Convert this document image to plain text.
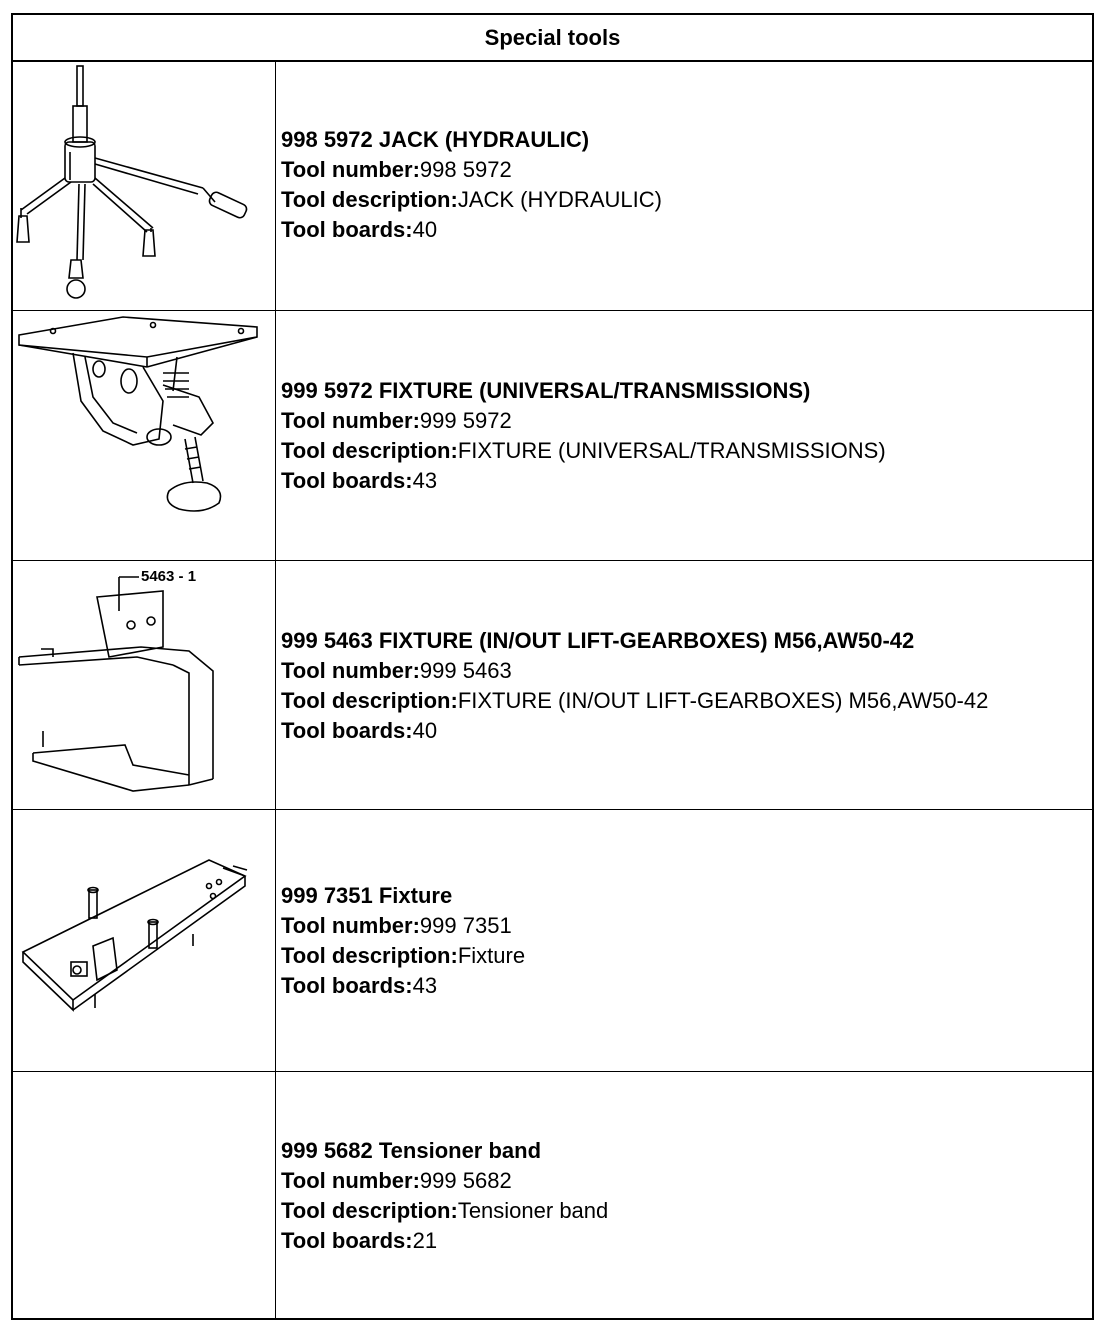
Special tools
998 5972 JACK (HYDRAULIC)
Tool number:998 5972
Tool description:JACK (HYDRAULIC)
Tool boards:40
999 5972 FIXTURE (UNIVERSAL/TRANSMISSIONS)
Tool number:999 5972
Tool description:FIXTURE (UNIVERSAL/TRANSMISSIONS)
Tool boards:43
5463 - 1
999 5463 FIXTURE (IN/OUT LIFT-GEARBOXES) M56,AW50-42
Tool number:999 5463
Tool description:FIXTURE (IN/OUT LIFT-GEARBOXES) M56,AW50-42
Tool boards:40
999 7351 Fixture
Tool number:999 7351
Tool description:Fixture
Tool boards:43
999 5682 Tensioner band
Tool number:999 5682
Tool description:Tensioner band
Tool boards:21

* * *

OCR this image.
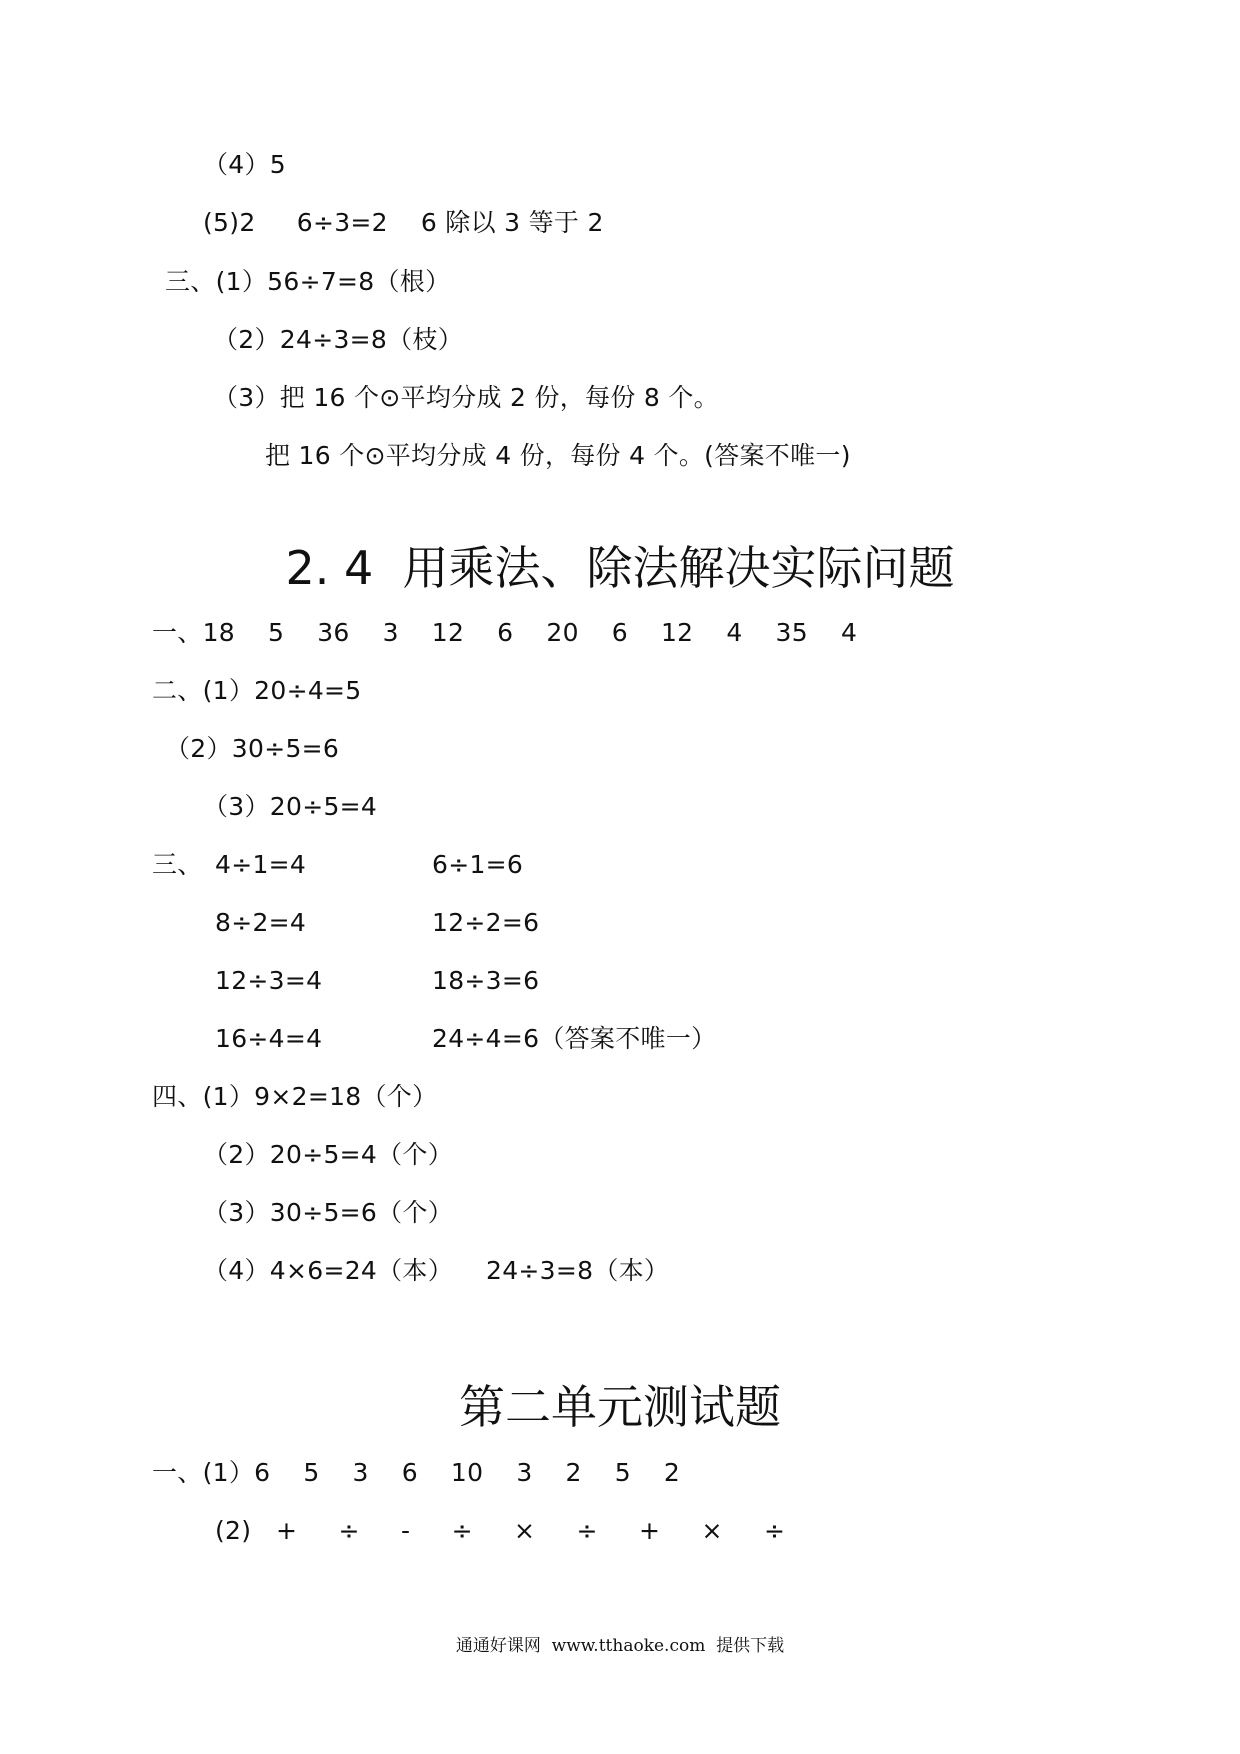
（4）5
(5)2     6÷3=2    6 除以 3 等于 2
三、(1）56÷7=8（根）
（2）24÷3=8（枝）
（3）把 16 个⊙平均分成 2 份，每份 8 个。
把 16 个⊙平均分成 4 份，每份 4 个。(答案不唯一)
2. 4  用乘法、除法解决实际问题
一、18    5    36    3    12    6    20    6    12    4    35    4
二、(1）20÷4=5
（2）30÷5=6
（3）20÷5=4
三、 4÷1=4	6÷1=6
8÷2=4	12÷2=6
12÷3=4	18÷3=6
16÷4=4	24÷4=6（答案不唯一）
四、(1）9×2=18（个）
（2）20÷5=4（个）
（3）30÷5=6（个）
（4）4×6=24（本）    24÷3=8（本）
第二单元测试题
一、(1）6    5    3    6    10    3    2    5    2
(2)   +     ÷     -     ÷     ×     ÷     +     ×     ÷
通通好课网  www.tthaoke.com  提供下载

* * *

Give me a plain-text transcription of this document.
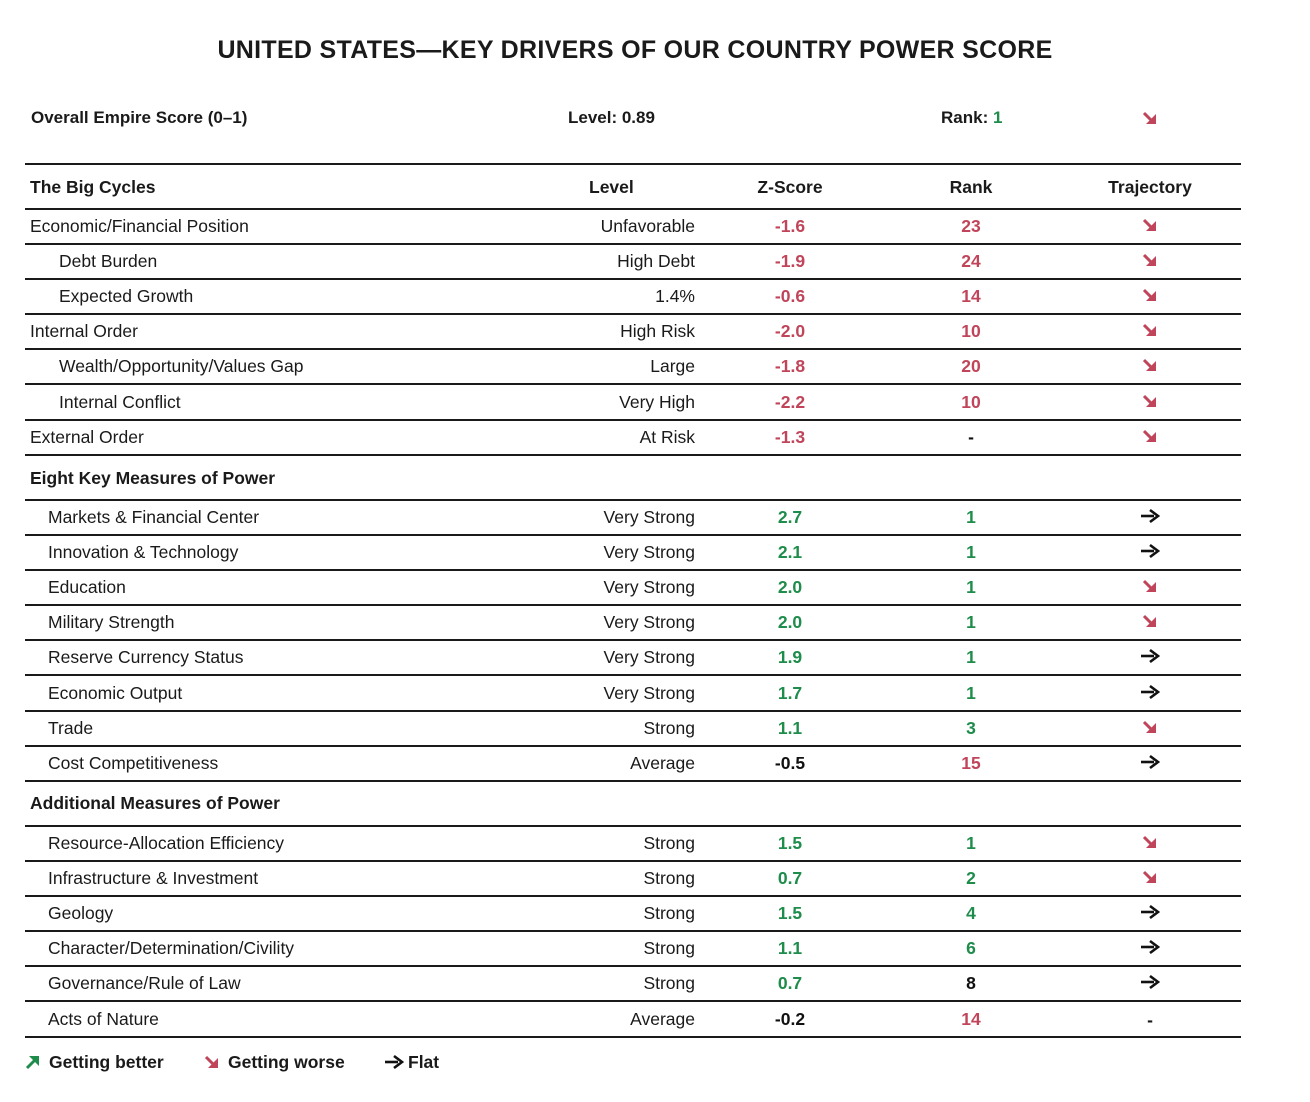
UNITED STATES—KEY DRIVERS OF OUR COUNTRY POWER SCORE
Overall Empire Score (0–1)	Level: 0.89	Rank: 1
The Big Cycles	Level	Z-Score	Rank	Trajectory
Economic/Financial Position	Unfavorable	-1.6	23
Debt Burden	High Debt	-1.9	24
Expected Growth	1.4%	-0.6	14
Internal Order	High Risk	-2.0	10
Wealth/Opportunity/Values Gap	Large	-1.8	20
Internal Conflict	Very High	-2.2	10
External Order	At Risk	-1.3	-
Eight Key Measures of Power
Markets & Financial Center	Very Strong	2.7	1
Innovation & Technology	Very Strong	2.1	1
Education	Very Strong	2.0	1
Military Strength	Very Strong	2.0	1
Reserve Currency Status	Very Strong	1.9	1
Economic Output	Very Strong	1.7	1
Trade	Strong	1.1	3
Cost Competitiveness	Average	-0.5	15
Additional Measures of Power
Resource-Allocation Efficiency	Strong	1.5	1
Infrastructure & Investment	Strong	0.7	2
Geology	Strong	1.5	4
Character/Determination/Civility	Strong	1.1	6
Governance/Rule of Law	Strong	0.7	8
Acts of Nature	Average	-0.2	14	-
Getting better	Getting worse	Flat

EXERCISE
Using the records above, copy each line that contains "Financial".

EXERCISE RESULT
Economic/Financial Position	Unfavorable	-1.6	23
Markets & Financial Center	Very Strong	2.7	1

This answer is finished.